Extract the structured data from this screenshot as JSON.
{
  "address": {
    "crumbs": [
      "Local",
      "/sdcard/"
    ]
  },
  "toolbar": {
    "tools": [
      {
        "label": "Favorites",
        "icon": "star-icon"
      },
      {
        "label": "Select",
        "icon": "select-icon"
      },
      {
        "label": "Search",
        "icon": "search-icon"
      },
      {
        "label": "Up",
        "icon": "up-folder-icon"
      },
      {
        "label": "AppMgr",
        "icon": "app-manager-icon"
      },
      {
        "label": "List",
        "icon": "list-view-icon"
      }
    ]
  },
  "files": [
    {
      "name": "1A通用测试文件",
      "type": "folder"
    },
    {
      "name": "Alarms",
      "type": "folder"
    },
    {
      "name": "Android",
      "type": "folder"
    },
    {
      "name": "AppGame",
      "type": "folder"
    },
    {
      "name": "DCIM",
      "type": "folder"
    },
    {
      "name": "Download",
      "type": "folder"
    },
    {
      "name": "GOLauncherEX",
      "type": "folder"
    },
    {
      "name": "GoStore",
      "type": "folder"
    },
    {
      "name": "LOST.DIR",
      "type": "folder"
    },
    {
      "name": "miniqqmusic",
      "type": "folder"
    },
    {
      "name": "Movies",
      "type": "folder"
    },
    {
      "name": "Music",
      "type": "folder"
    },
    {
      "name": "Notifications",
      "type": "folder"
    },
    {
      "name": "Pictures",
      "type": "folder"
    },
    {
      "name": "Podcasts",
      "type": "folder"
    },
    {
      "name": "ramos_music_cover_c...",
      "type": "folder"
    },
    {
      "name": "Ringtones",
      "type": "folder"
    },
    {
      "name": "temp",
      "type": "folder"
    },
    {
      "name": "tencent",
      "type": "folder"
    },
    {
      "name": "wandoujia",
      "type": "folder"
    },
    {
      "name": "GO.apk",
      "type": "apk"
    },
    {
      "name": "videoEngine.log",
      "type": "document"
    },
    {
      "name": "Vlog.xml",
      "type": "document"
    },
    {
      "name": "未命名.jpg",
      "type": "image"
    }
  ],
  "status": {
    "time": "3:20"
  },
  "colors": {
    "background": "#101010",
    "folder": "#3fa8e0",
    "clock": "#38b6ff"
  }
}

┄┄┄┄┄┄┄┄┄┄

(WHAT TO WORK ON): Print every record exactly as it was given.

(EXERCISE SOLUTION):
Extract the structured data from this screenshot as JSON.
{
  "address": {
    "crumbs": [
      "Local",
      "/sdcard/"
    ]
  },
  "toolbar": {
    "tools": [
      {
        "label": "Favorites",
        "icon": "star-icon"
      },
      {
        "label": "Select",
        "icon": "select-icon"
      },
      {
        "label": "Search",
        "icon": "search-icon"
      },
      {
        "label": "Up",
        "icon": "up-folder-icon"
      },
      {
        "label": "AppMgr",
        "icon": "app-manager-icon"
      },
      {
        "label": "List",
        "icon": "list-view-icon"
      }
    ]
  },
  "files": [
    {
      "name": "1A通用测试文件",
      "type": "folder"
    },
    {
      "name": "Alarms",
      "type": "folder"
    },
    {
      "name": "Android",
      "type": "folder"
    },
    {
      "name": "AppGame",
      "type": "folder"
    },
    {
      "name": "DCIM",
      "type": "folder"
    },
    {
      "name": "Download",
      "type": "folder"
    },
    {
      "name": "GOLauncherEX",
      "type": "folder"
    },
    {
      "name": "GoStore",
      "type": "folder"
    },
    {
      "name": "LOST.DIR",
      "type": "folder"
    },
    {
      "name": "miniqqmusic",
      "type": "folder"
    },
    {
      "name": "Movies",
      "type": "folder"
    },
    {
      "name": "Music",
      "type": "folder"
    },
    {
      "name": "Notifications",
      "type": "folder"
    },
    {
      "name": "Pictures",
      "type": "folder"
    },
    {
      "name": "Podcasts",
      "type": "folder"
    },
    {
      "name": "ramos_music_cover_c...",
      "type": "folder"
    },
    {
      "name": "Ringtones",
      "type": "folder"
    },
    {
      "name": "temp",
      "type": "folder"
    },
    {
      "name": "tencent",
      "type": "folder"
    },
    {
      "name": "wandoujia",
      "type": "folder"
    },
    {
      "name": "GO.apk",
      "type": "apk"
    },
    {
      "name": "videoEngine.log",
      "type": "document"
    },
    {
      "name": "Vlog.xml",
      "type": "document"
    },
    {
      "name": "未命名.jpg",
      "type": "image"
    }
  ],
  "status": {
    "time": "3:20"
  },
  "colors": {
    "background": "#101010",
    "folder": "#3fa8e0",
    "clock": "#38b6ff"
  }
}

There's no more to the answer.